## START
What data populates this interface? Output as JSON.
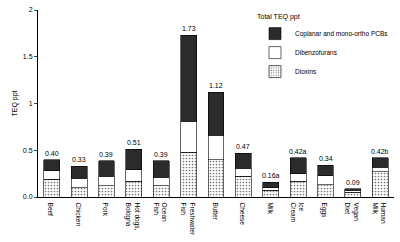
{
  "chart_data": {
    "type": "bar",
    "stacked": true,
    "legend_title": "Total TEQ ppt",
    "y_label": "TEQ ppt",
    "categories": [
      "Beef",
      "Chicken",
      "Pork",
      "Hot dogs, Bologna",
      "Ocean Fish",
      "Freshwater Fish",
      "Butter",
      "Cheese",
      "Milk",
      "Ice Cream",
      "Eggs",
      "Vegan Diet",
      "Human Milk"
    ],
    "series": [
      {
        "name": "Dioxins",
        "color": "#c8c8c8",
        "values": [
          0.19,
          0.1,
          0.12,
          0.17,
          0.12,
          0.48,
          0.4,
          0.22,
          0.07,
          0.17,
          0.13,
          0.05,
          0.27
        ]
      },
      {
        "name": "Dibenzofurans",
        "color": "#ffffff",
        "values": [
          0.09,
          0.1,
          0.1,
          0.12,
          0.09,
          0.33,
          0.26,
          0.09,
          0.03,
          0.08,
          0.1,
          0.02,
          0.05
        ]
      },
      {
        "name": "Coplanar and mono-ortho PCBs",
        "color": "#2b2b2b",
        "values": [
          0.12,
          0.13,
          0.17,
          0.22,
          0.18,
          0.92,
          0.46,
          0.16,
          0.06,
          0.17,
          0.11,
          0.02,
          0.1
        ]
      }
    ],
    "totals": [
      0.4,
      0.33,
      0.39,
      0.51,
      0.39,
      1.73,
      1.12,
      0.47,
      0.16,
      0.42,
      0.34,
      0.09,
      0.42
    ],
    "total_labels": [
      "0.40",
      "0.33",
      "0.39",
      "0.51",
      "0.39",
      "1.73",
      "1.12",
      "0.47",
      "0.16a",
      "0.42a",
      "0.34",
      "0.09",
      "0.42b"
    ],
    "ylim": [
      0,
      2
    ],
    "yticks": [
      {
        "value": 0,
        "label": "0.0"
      },
      0.5,
      1,
      1.5,
      2
    ],
    "legend": "top right",
    "grid": false
  }
}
## END
For this exercise, gather every line of the data that contains the word "color".

        "color": "#c8c8c8",
        "color": "#ffffff",
        "color": "#2b2b2b",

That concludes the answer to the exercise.